**WHAT THE EXERCISE ASKS:**
Go through the lines below and copy each one that holds the string "factorial".

**DATA ROWS:**
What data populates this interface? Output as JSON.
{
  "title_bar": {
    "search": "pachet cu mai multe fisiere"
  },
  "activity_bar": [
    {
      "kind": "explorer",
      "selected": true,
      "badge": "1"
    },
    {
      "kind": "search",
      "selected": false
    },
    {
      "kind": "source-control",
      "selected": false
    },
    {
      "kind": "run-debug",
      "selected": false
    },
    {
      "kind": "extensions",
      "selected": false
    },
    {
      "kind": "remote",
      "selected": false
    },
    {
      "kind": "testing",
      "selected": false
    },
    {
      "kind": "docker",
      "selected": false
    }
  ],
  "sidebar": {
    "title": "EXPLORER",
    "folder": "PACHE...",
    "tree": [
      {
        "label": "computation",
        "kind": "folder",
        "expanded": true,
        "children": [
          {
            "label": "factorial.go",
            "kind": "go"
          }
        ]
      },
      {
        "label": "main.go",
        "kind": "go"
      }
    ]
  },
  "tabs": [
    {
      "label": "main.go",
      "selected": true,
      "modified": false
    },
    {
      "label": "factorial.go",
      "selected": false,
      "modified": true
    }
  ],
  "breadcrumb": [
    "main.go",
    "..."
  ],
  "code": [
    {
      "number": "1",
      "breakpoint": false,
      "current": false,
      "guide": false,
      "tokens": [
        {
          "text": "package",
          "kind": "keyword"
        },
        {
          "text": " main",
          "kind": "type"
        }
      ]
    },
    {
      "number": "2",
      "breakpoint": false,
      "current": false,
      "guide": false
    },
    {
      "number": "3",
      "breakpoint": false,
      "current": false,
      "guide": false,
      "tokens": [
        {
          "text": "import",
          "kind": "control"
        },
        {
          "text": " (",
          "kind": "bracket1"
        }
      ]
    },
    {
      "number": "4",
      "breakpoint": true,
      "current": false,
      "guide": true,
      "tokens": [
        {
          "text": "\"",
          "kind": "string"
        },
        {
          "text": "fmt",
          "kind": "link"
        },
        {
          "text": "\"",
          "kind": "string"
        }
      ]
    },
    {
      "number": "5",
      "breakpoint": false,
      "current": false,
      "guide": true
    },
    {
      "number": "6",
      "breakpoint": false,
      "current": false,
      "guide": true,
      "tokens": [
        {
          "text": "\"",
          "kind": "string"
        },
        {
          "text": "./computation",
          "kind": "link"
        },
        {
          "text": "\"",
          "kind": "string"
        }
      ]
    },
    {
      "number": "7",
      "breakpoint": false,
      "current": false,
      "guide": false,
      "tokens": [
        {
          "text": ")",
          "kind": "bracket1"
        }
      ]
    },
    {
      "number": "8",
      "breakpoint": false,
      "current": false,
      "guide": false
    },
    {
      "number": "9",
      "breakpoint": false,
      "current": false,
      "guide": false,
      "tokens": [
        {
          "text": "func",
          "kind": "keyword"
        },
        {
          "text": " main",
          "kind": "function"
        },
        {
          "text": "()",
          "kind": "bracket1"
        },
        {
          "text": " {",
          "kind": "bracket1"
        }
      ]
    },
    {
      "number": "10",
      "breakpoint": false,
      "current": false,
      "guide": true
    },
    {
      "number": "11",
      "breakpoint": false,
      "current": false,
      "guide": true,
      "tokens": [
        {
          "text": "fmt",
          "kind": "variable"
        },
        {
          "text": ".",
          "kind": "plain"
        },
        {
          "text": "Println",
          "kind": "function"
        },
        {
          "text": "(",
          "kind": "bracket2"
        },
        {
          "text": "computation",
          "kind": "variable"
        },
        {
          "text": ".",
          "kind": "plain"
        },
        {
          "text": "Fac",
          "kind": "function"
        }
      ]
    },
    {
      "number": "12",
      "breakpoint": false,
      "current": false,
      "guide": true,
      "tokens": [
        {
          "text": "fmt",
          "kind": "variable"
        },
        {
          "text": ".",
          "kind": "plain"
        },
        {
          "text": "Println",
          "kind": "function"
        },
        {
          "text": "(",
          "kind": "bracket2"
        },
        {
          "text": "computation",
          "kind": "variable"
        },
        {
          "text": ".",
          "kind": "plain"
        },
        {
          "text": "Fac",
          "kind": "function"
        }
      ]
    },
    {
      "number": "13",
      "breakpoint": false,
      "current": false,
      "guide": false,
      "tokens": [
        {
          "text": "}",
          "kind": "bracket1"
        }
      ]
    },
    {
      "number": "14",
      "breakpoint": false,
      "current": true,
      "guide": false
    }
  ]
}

**FINISHED ANSWER:**
            "label": "factorial.go",
      "label": "factorial.go",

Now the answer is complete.